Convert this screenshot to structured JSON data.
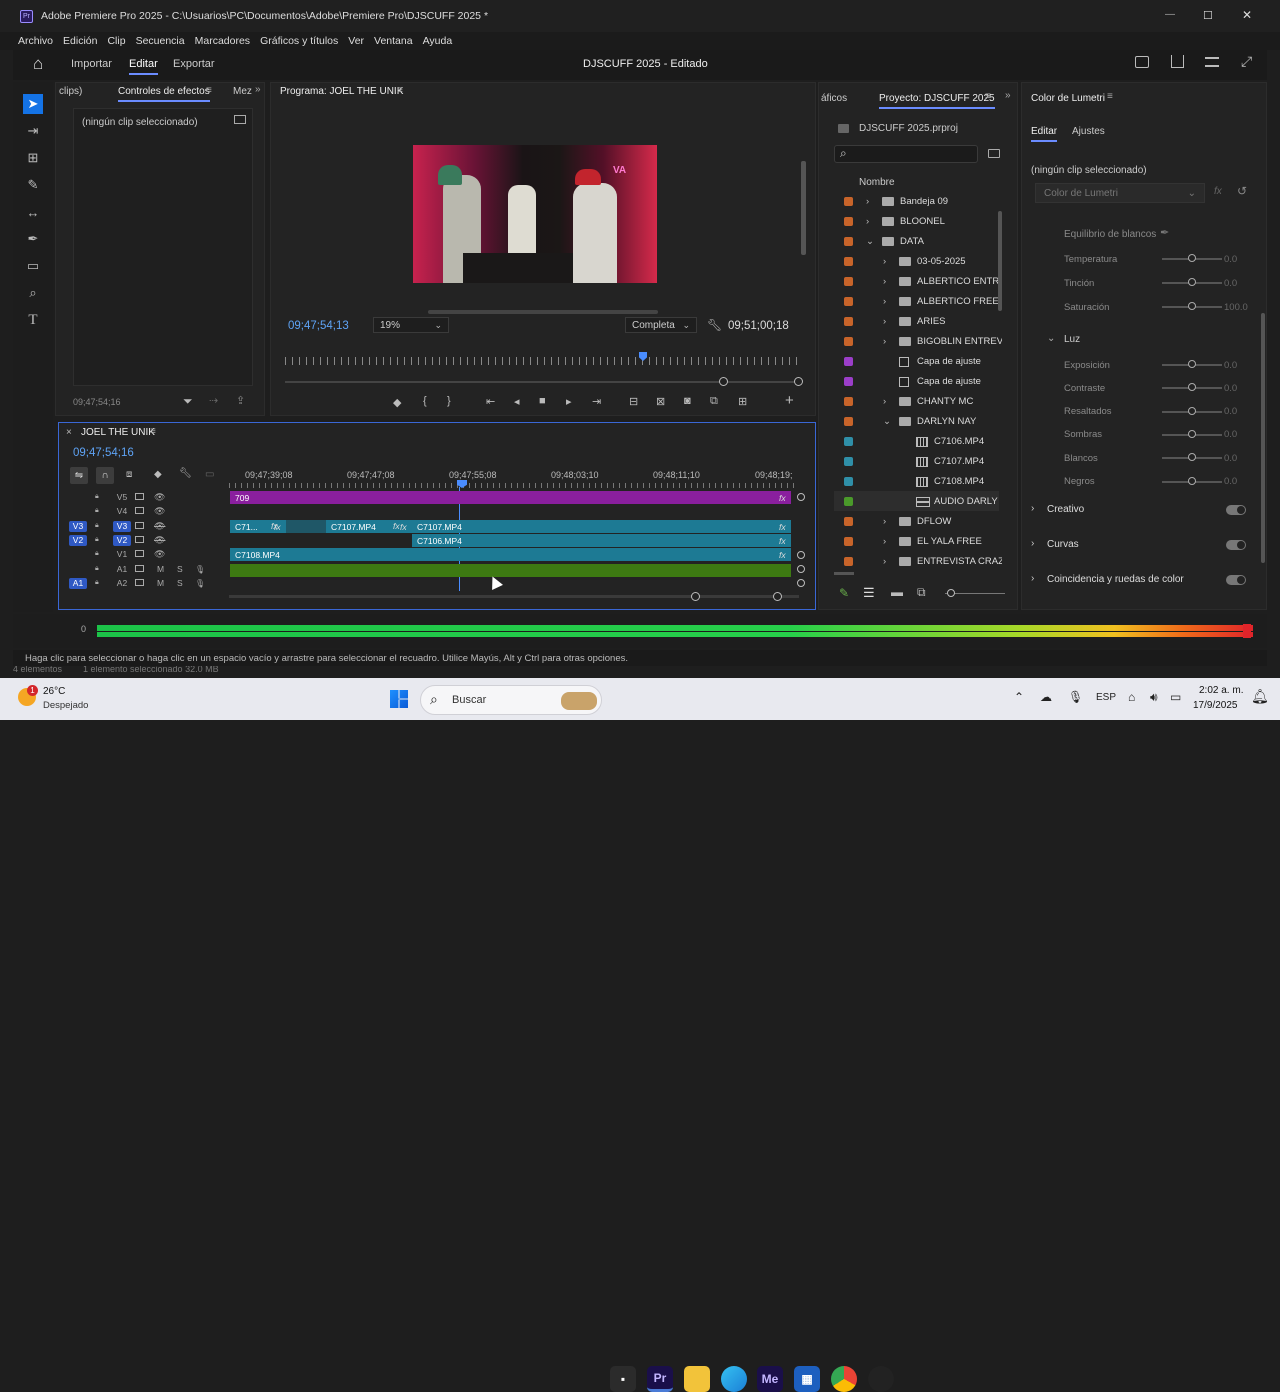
{
  "window": {
    "title": "Adobe Premiere Pro 2025 - C:\\Usuarios\\PC\\Documentos\\Adobe\\Premiere Pro\\DJSCUFF 2025 *",
    "min": "—",
    "max": "☐",
    "close": "✕"
  },
  "menu": [
    "Archivo",
    "Edición",
    "Clip",
    "Secuencia",
    "Marcadores",
    "Gráficos y títulos",
    "Ver",
    "Ventana",
    "Ayuda"
  ],
  "topbar": {
    "home": "⌂",
    "tabs": [
      "Importar",
      "Editar",
      "Exportar"
    ],
    "title": "DJSCUFF 2025 - Editado"
  },
  "source": {
    "tabs": [
      "clips)",
      "Controles de efectos",
      "Mez"
    ],
    "noclip": "(ningún clip seleccionado)",
    "timecode": "09;47;54;16"
  },
  "program": {
    "tab": "Programa: JOEL THE UNIK",
    "tc_left": "09;47;54;13",
    "zoom": "19%",
    "quality": "Completa",
    "tc_right": "09;51;00;18"
  },
  "project": {
    "tabs": [
      "áficos",
      "Proyecto: DJSCUFF 2025"
    ],
    "file": "DJSCUFF 2025.prproj",
    "col_name": "Nombre",
    "items": [
      {
        "name": "Bandeja 09",
        "color": "#c8642a",
        "indent": 0,
        "type": "folder",
        "arrow": "›"
      },
      {
        "name": "BLOONEL",
        "color": "#c8642a",
        "indent": 0,
        "type": "folder",
        "arrow": "›"
      },
      {
        "name": "DATA",
        "color": "#c8642a",
        "indent": 0,
        "type": "folder",
        "arrow": "⌄"
      },
      {
        "name": "03-05-2025",
        "color": "#c8642a",
        "indent": 1,
        "type": "folder",
        "arrow": "›"
      },
      {
        "name": "ALBERTICO ENTRE",
        "color": "#c8642a",
        "indent": 1,
        "type": "folder",
        "arrow": "›"
      },
      {
        "name": "ALBERTICO FREE",
        "color": "#c8642a",
        "indent": 1,
        "type": "folder",
        "arrow": "›"
      },
      {
        "name": "ARIES",
        "color": "#c8642a",
        "indent": 1,
        "type": "folder",
        "arrow": "›"
      },
      {
        "name": "BIGOBLIN ENTREV",
        "color": "#c8642a",
        "indent": 1,
        "type": "folder",
        "arrow": "›"
      },
      {
        "name": "Capa de ajuste",
        "color": "#9b3ec9",
        "indent": 1,
        "type": "adj",
        "arrow": ""
      },
      {
        "name": "Capa de ajuste",
        "color": "#9b3ec9",
        "indent": 1,
        "type": "adj",
        "arrow": ""
      },
      {
        "name": "CHANTY MC",
        "color": "#c8642a",
        "indent": 1,
        "type": "folder",
        "arrow": "›"
      },
      {
        "name": "DARLYN NAY",
        "color": "#c8642a",
        "indent": 1,
        "type": "folder",
        "arrow": "⌄"
      },
      {
        "name": "C7106.MP4",
        "color": "#2f8fa8",
        "indent": 2,
        "type": "video",
        "arrow": ""
      },
      {
        "name": "C7107.MP4",
        "color": "#2f8fa8",
        "indent": 2,
        "type": "video",
        "arrow": ""
      },
      {
        "name": "C7108.MP4",
        "color": "#2f8fa8",
        "indent": 2,
        "type": "video",
        "arrow": ""
      },
      {
        "name": "AUDIO DARLY",
        "color": "#4a9a2a",
        "indent": 2,
        "type": "audio",
        "arrow": ""
      },
      {
        "name": "DFLOW",
        "color": "#c8642a",
        "indent": 1,
        "type": "folder",
        "arrow": "›"
      },
      {
        "name": "EL YALA FREE",
        "color": "#c8642a",
        "indent": 1,
        "type": "folder",
        "arrow": "›"
      },
      {
        "name": "ENTREVISTA CRAZ",
        "color": "#c8642a",
        "indent": 1,
        "type": "folder",
        "arrow": "›"
      }
    ]
  },
  "lumetri": {
    "tab": "Color de Lumetri",
    "subtabs": [
      "Editar",
      "Ajustes"
    ],
    "noclip": "(ningún clip seleccionado)",
    "dropdown": "Color de Lumetri",
    "wb": "Equilibrio de blancos",
    "rows": [
      {
        "label": "Temperatura",
        "value": "0.0"
      },
      {
        "label": "Tinción",
        "value": "0.0"
      },
      {
        "label": "Saturación",
        "value": "100.0"
      }
    ],
    "luz": "Luz",
    "luzrows": [
      {
        "label": "Exposición",
        "value": "0.0"
      },
      {
        "label": "Contraste",
        "value": "0.0"
      },
      {
        "label": "Resaltados",
        "value": "0.0"
      },
      {
        "label": "Sombras",
        "value": "0.0"
      },
      {
        "label": "Blancos",
        "value": "0.0"
      },
      {
        "label": "Negros",
        "value": "0.0"
      }
    ],
    "sections": [
      "Creativo",
      "Curvas",
      "Coincidencia y ruedas de color"
    ]
  },
  "timeline": {
    "tab": "JOEL THE UNIK",
    "timecode": "09;47;54;16",
    "ruler": [
      "09;47;39;08",
      "09;47;47;08",
      "09;47;55;08",
      "09;48;03;10",
      "09;48;11;10",
      "09;48;19;"
    ],
    "tracks": [
      {
        "name": "V5",
        "badge": ""
      },
      {
        "name": "V4",
        "badge": ""
      },
      {
        "name": "V3",
        "badge": "V3"
      },
      {
        "name": "V2",
        "badge": "V2"
      },
      {
        "name": "V1",
        "badge": ""
      },
      {
        "name": "A1",
        "badge": "",
        "m": "M",
        "s": "S"
      },
      {
        "name": "A2",
        "badge": "A1",
        "m": "M",
        "s": "S"
      }
    ],
    "clips": {
      "v5": "709",
      "v3a": "C71...",
      "v3b": "C7107.MP4",
      "v3c": "C7107.MP4",
      "v2": "C7106.MP4",
      "v1": "C7108.MP4",
      "fx": "fx"
    }
  },
  "status": "Haga clic para seleccionar o haga clic en un espacio vacío y arrastre para seleccionar el recuadro. Utilice Mayús, Alt y Ctrl para otras opciones.",
  "status2": {
    "left": "4 elementos",
    "mid": "1 elemento seleccionado 32.0 MB"
  },
  "taskbar": {
    "temp": "26°C",
    "weather": "Despejado",
    "search": "Buscar",
    "lang": "ESP",
    "time": "2:02 a. m.",
    "date": "17/9/2025",
    "badge": "1"
  }
}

* * * * * * * * *

▶ _Objective_
Copy the entries above faithfully and omit every image.

▶ _Solution to the problem_
Convert this screenshot to structured JSON data.
{
  "window": {
    "title": "Adobe Premiere Pro 2025 - C:\\Usuarios\\PC\\Documentos\\Adobe\\Premiere Pro\\DJSCUFF 2025 *",
    "min": "—",
    "max": "☐",
    "close": "✕"
  },
  "menu": [
    "Archivo",
    "Edición",
    "Clip",
    "Secuencia",
    "Marcadores",
    "Gráficos y títulos",
    "Ver",
    "Ventana",
    "Ayuda"
  ],
  "topbar": {
    "home": "⌂",
    "tabs": [
      "Importar",
      "Editar",
      "Exportar"
    ],
    "title": "DJSCUFF 2025 - Editado"
  },
  "source": {
    "tabs": [
      "clips)",
      "Controles de efectos",
      "Mez"
    ],
    "noclip": "(ningún clip seleccionado)",
    "timecode": "09;47;54;16"
  },
  "program": {
    "tab": "Programa: JOEL THE UNIK",
    "tc_left": "09;47;54;13",
    "zoom": "19%",
    "quality": "Completa",
    "tc_right": "09;51;00;18"
  },
  "project": {
    "tabs": [
      "áficos",
      "Proyecto: DJSCUFF 2025"
    ],
    "file": "DJSCUFF 2025.prproj",
    "col_name": "Nombre",
    "items": [
      {
        "name": "Bandeja 09",
        "color": "#c8642a",
        "indent": 0,
        "type": "folder",
        "arrow": "›"
      },
      {
        "name": "BLOONEL",
        "color": "#c8642a",
        "indent": 0,
        "type": "folder",
        "arrow": "›"
      },
      {
        "name": "DATA",
        "color": "#c8642a",
        "indent": 0,
        "type": "folder",
        "arrow": "⌄"
      },
      {
        "name": "03-05-2025",
        "color": "#c8642a",
        "indent": 1,
        "type": "folder",
        "arrow": "›"
      },
      {
        "name": "ALBERTICO ENTRE",
        "color": "#c8642a",
        "indent": 1,
        "type": "folder",
        "arrow": "›"
      },
      {
        "name": "ALBERTICO FREE",
        "color": "#c8642a",
        "indent": 1,
        "type": "folder",
        "arrow": "›"
      },
      {
        "name": "ARIES",
        "color": "#c8642a",
        "indent": 1,
        "type": "folder",
        "arrow": "›"
      },
      {
        "name": "BIGOBLIN ENTREV",
        "color": "#c8642a",
        "indent": 1,
        "type": "folder",
        "arrow": "›"
      },
      {
        "name": "Capa de ajuste",
        "color": "#9b3ec9",
        "indent": 1,
        "type": "adj",
        "arrow": ""
      },
      {
        "name": "Capa de ajuste",
        "color": "#9b3ec9",
        "indent": 1,
        "type": "adj",
        "arrow": ""
      },
      {
        "name": "CHANTY MC",
        "color": "#c8642a",
        "indent": 1,
        "type": "folder",
        "arrow": "›"
      },
      {
        "name": "DARLYN NAY",
        "color": "#c8642a",
        "indent": 1,
        "type": "folder",
        "arrow": "⌄"
      },
      {
        "name": "C7106.MP4",
        "color": "#2f8fa8",
        "indent": 2,
        "type": "video",
        "arrow": ""
      },
      {
        "name": "C7107.MP4",
        "color": "#2f8fa8",
        "indent": 2,
        "type": "video",
        "arrow": ""
      },
      {
        "name": "C7108.MP4",
        "color": "#2f8fa8",
        "indent": 2,
        "type": "video",
        "arrow": ""
      },
      {
        "name": "AUDIO DARLY",
        "color": "#4a9a2a",
        "indent": 2,
        "type": "audio",
        "arrow": ""
      },
      {
        "name": "DFLOW",
        "color": "#c8642a",
        "indent": 1,
        "type": "folder",
        "arrow": "›"
      },
      {
        "name": "EL YALA FREE",
        "color": "#c8642a",
        "indent": 1,
        "type": "folder",
        "arrow": "›"
      },
      {
        "name": "ENTREVISTA CRAZ",
        "color": "#c8642a",
        "indent": 1,
        "type": "folder",
        "arrow": "›"
      }
    ]
  },
  "lumetri": {
    "tab": "Color de Lumetri",
    "subtabs": [
      "Editar",
      "Ajustes"
    ],
    "noclip": "(ningún clip seleccionado)",
    "dropdown": "Color de Lumetri",
    "wb": "Equilibrio de blancos",
    "rows": [
      {
        "label": "Temperatura",
        "value": "0.0"
      },
      {
        "label": "Tinción",
        "value": "0.0"
      },
      {
        "label": "Saturación",
        "value": "100.0"
      }
    ],
    "luz": "Luz",
    "luzrows": [
      {
        "label": "Exposición",
        "value": "0.0"
      },
      {
        "label": "Contraste",
        "value": "0.0"
      },
      {
        "label": "Resaltados",
        "value": "0.0"
      },
      {
        "label": "Sombras",
        "value": "0.0"
      },
      {
        "label": "Blancos",
        "value": "0.0"
      },
      {
        "label": "Negros",
        "value": "0.0"
      }
    ],
    "sections": [
      "Creativo",
      "Curvas",
      "Coincidencia y ruedas de color"
    ]
  },
  "timeline": {
    "tab": "JOEL THE UNIK",
    "timecode": "09;47;54;16",
    "ruler": [
      "09;47;39;08",
      "09;47;47;08",
      "09;47;55;08",
      "09;48;03;10",
      "09;48;11;10",
      "09;48;19;"
    ],
    "tracks": [
      {
        "name": "V5",
        "badge": ""
      },
      {
        "name": "V4",
        "badge": ""
      },
      {
        "name": "V3",
        "badge": "V3"
      },
      {
        "name": "V2",
        "badge": "V2"
      },
      {
        "name": "V1",
        "badge": ""
      },
      {
        "name": "A1",
        "badge": "",
        "m": "M",
        "s": "S"
      },
      {
        "name": "A2",
        "badge": "A1",
        "m": "M",
        "s": "S"
      }
    ],
    "clips": {
      "v5": "709",
      "v3a": "C71...",
      "v3b": "C7107.MP4",
      "v3c": "C7107.MP4",
      "v2": "C7106.MP4",
      "v1": "C7108.MP4",
      "fx": "fx"
    }
  },
  "status": "Haga clic para seleccionar o haga clic en un espacio vacío y arrastre para seleccionar el recuadro. Utilice Mayús, Alt y Ctrl para otras opciones.",
  "status2": {
    "left": "4 elementos",
    "mid": "1 elemento seleccionado 32.0 MB"
  },
  "taskbar": {
    "temp": "26°C",
    "weather": "Despejado",
    "search": "Buscar",
    "lang": "ESP",
    "time": "2:02 a. m.",
    "date": "17/9/2025",
    "badge": "1"
  }
}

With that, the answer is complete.